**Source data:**
....

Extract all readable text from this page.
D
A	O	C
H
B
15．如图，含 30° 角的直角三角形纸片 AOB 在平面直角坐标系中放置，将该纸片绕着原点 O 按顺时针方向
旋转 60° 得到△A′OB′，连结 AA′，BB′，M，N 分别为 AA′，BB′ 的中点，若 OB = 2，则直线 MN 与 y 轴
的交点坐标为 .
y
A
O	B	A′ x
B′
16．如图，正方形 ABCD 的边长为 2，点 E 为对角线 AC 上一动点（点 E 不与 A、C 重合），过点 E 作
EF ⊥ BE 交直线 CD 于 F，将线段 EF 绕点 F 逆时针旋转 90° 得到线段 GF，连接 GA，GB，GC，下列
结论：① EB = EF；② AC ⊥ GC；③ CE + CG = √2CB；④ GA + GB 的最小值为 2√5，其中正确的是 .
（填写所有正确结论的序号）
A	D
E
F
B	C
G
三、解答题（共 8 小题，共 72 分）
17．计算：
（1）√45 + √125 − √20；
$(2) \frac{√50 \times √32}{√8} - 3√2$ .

....

**Aim of the exercise:** Produce an exact copy of all the records.

**Response for this exercise:**
Extract all readable text from this page.
D
A	O	C
H
B
15．如图，含 30° 角的直角三角形纸片 AOB 在平面直角坐标系中放置，将该纸片绕着原点 O 按顺时针方向
旋转 60° 得到△A′OB′，连结 AA′，BB′，M，N 分别为 AA′，BB′ 的中点，若 OB = 2，则直线 MN 与 y 轴
的交点坐标为 .
y
A
O	B	A′ x
B′
16．如图，正方形 ABCD 的边长为 2，点 E 为对角线 AC 上一动点（点 E 不与 A、C 重合），过点 E 作
EF ⊥ BE 交直线 CD 于 F，将线段 EF 绕点 F 逆时针旋转 90° 得到线段 GF，连接 GA，GB，GC，下列
结论：① EB = EF；② AC ⊥ GC；③ CE + CG = √2CB；④ GA + GB 的最小值为 2√5，其中正确的是 .
（填写所有正确结论的序号）
A	D
E
F
B	C
G
三、解答题（共 8 小题，共 72 分）
17．计算：
（1）√45 + √125 − √20；
$(2) \frac{√50 \times √32}{√8} - 3√2$ .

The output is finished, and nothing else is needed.